### What is needed
Identify all lines in the listing that include the word "Shipping", and copy them out.

### Dataset entries
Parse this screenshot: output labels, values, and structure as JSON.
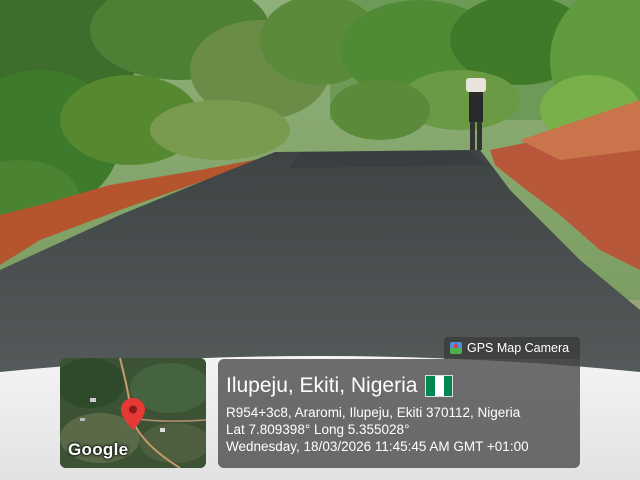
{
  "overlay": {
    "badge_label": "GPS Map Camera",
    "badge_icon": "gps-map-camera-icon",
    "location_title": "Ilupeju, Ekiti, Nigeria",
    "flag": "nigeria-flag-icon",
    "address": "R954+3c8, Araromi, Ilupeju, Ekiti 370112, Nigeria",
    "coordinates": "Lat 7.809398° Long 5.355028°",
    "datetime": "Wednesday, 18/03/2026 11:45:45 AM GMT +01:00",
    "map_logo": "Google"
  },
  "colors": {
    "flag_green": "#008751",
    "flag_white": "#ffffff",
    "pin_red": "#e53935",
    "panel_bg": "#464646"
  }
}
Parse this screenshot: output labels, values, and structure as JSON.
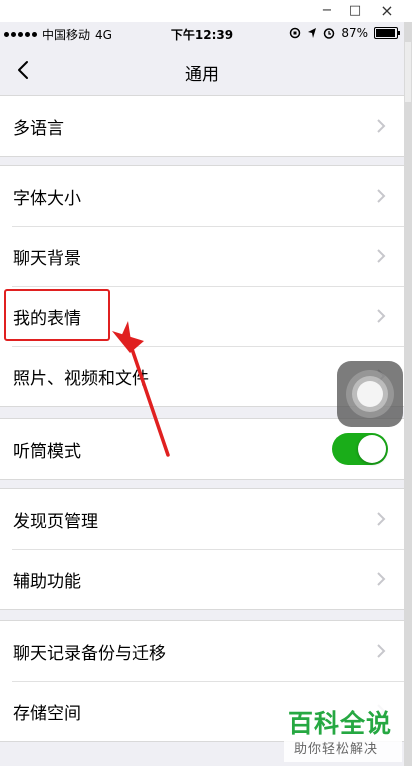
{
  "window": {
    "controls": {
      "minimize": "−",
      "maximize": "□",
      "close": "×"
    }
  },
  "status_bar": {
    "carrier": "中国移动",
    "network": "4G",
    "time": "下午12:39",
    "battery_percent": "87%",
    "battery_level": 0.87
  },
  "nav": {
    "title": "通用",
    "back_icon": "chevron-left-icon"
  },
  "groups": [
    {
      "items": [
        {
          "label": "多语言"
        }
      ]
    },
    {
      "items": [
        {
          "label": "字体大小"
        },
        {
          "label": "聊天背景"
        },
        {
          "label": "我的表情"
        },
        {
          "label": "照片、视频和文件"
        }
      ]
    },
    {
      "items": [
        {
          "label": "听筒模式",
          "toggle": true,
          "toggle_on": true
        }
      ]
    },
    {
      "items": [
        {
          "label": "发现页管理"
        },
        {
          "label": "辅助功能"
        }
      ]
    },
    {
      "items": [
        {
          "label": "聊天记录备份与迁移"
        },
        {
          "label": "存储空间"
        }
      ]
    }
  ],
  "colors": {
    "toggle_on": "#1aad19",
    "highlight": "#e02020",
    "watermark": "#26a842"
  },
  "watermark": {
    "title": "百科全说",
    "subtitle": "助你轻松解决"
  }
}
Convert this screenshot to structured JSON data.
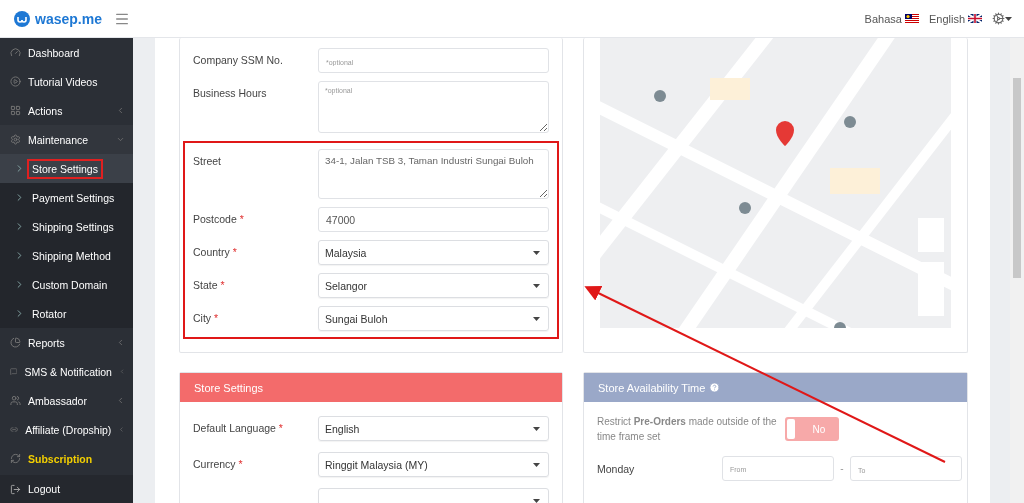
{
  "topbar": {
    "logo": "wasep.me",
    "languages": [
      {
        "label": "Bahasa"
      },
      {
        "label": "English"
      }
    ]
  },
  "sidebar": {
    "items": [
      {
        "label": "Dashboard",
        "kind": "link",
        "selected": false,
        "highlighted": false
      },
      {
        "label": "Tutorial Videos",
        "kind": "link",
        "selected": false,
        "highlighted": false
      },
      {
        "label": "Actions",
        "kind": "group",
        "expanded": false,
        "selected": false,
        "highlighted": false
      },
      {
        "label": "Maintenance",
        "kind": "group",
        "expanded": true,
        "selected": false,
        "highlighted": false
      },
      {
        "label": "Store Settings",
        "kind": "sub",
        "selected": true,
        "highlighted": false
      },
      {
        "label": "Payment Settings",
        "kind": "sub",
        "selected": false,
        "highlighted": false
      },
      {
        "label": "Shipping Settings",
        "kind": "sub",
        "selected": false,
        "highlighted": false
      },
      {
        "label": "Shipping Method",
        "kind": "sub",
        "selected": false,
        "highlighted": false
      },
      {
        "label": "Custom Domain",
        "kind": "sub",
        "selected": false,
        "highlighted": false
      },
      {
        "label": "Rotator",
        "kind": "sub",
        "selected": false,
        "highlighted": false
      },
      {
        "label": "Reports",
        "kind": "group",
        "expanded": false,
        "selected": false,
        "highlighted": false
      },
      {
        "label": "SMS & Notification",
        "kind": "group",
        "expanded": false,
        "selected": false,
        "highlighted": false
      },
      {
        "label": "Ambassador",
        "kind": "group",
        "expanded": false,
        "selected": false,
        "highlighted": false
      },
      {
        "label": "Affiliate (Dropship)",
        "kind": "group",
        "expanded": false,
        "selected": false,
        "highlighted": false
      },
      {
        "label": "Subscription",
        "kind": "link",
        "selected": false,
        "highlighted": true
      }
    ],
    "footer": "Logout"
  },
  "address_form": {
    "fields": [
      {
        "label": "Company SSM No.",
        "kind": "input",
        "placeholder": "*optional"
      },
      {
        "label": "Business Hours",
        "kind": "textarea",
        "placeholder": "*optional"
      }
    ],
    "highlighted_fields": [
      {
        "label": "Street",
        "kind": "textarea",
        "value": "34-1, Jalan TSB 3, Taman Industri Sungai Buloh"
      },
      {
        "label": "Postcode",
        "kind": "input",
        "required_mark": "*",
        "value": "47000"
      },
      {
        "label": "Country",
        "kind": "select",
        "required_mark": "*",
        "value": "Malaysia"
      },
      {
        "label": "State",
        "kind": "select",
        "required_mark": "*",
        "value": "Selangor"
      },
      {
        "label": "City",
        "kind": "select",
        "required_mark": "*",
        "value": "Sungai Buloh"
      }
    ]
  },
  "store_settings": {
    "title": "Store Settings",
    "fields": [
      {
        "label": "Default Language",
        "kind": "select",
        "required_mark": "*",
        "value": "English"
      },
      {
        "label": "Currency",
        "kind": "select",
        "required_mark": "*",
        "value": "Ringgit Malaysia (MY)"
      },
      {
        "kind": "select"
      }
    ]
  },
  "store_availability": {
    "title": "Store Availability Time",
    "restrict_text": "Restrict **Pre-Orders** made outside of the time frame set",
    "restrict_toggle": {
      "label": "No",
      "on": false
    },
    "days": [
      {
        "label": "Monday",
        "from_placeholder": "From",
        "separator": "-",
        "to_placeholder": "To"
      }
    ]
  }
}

==

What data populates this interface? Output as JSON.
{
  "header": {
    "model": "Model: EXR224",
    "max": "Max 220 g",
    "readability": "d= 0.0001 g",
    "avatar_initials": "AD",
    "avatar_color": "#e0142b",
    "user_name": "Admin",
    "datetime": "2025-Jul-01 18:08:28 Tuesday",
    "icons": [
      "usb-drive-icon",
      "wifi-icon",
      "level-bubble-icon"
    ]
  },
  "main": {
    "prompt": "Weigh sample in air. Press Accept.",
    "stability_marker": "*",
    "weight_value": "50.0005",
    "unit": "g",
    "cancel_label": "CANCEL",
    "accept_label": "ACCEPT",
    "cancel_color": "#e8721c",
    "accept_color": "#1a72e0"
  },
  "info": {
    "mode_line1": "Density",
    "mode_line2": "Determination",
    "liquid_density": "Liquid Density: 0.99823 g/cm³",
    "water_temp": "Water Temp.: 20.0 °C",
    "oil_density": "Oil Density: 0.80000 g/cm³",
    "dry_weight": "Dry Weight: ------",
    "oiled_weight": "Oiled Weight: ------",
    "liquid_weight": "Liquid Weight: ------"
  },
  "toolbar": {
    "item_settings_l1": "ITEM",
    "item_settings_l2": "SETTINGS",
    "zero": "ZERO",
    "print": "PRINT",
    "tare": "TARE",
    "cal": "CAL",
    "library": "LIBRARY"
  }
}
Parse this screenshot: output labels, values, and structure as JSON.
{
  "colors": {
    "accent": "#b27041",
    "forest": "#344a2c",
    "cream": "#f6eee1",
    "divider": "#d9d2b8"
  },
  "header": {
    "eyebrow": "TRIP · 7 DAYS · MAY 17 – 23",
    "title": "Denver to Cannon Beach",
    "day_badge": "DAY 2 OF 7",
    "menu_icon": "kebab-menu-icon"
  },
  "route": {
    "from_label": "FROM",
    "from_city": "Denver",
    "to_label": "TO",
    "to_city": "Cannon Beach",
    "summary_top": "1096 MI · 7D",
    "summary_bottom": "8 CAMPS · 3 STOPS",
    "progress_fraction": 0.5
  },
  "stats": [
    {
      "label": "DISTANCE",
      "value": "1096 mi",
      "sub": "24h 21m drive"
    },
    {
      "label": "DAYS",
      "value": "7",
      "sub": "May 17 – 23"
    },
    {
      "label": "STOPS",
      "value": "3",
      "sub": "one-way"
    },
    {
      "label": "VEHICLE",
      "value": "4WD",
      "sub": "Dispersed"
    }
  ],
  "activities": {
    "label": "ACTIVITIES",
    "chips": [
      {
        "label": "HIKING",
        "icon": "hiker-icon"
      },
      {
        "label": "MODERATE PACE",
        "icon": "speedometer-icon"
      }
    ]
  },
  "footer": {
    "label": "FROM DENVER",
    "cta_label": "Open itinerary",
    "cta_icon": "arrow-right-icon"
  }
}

### Reply
        "label": "Shipping Settings",
        "label": "Shipping Method",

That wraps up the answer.